Collected data:

[start]

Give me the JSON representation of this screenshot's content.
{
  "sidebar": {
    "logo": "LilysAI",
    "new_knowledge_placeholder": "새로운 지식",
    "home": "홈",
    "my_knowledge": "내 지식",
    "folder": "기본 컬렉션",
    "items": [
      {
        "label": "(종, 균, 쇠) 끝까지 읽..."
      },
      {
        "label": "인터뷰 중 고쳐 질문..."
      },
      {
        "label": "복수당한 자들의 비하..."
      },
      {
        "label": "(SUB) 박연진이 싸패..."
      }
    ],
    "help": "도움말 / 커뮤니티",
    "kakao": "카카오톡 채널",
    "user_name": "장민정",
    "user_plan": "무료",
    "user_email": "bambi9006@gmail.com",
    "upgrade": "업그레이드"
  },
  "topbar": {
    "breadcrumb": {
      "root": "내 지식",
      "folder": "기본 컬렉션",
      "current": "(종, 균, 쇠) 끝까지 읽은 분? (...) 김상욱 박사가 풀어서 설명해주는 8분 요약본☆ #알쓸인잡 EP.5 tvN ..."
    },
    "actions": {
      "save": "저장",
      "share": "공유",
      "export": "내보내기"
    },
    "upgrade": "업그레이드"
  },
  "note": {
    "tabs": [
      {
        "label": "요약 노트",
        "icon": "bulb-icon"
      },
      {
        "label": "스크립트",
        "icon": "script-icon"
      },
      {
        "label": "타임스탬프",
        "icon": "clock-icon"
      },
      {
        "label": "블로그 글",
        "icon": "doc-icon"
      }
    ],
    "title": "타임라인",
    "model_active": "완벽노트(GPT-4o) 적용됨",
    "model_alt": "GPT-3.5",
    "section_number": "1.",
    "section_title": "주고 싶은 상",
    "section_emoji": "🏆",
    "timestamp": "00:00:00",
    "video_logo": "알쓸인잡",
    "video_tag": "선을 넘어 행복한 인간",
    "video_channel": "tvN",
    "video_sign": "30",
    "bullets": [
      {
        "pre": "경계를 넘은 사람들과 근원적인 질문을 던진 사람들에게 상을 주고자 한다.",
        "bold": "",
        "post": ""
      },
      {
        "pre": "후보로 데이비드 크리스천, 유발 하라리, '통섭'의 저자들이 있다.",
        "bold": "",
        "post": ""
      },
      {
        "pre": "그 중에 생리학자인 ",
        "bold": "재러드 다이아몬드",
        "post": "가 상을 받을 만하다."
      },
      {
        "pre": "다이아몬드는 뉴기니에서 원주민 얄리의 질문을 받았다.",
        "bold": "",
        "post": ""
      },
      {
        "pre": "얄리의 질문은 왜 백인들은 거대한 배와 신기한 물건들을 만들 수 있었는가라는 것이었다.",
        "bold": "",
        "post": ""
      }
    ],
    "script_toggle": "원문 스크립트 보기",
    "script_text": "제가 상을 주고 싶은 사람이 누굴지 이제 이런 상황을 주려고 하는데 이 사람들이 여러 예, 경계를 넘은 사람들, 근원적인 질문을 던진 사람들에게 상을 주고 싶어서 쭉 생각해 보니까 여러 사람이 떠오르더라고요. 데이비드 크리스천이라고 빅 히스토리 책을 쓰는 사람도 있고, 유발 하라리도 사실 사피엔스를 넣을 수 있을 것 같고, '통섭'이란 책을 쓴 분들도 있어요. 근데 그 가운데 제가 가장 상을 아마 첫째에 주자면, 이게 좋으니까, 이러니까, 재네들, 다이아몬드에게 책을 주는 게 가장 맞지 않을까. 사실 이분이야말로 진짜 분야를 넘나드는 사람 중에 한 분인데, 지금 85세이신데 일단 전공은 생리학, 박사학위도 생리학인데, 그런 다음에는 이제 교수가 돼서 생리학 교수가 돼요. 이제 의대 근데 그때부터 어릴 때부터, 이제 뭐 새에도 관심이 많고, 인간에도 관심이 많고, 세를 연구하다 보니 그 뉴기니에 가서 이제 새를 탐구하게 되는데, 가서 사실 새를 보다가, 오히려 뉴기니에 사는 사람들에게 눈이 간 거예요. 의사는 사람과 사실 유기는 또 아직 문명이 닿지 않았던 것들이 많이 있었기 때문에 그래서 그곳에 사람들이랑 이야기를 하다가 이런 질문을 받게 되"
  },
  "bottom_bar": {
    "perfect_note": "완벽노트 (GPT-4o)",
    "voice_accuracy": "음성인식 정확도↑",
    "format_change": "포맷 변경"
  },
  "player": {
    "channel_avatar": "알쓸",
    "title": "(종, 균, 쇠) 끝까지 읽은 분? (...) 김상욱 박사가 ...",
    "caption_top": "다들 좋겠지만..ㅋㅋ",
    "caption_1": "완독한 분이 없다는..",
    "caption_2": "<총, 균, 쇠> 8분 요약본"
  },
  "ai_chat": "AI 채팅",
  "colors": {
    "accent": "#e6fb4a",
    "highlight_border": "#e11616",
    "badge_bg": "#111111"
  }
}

[end]

*SET TASK*: Go over the data above and copy every line that has the word "label" in it.

*ANSWER TO THIS EXERCISE*:
        "label": "(종, 균, 쇠) 끝까지 읽..."
        "label": "인터뷰 중 고쳐 질문..."
        "label": "복수당한 자들의 비하..."
        "label": "(SUB) 박연진이 싸패..."
        "label": "요약 노트",
        "label": "스크립트",
        "label": "타임스탬프",
        "label": "블로그 글",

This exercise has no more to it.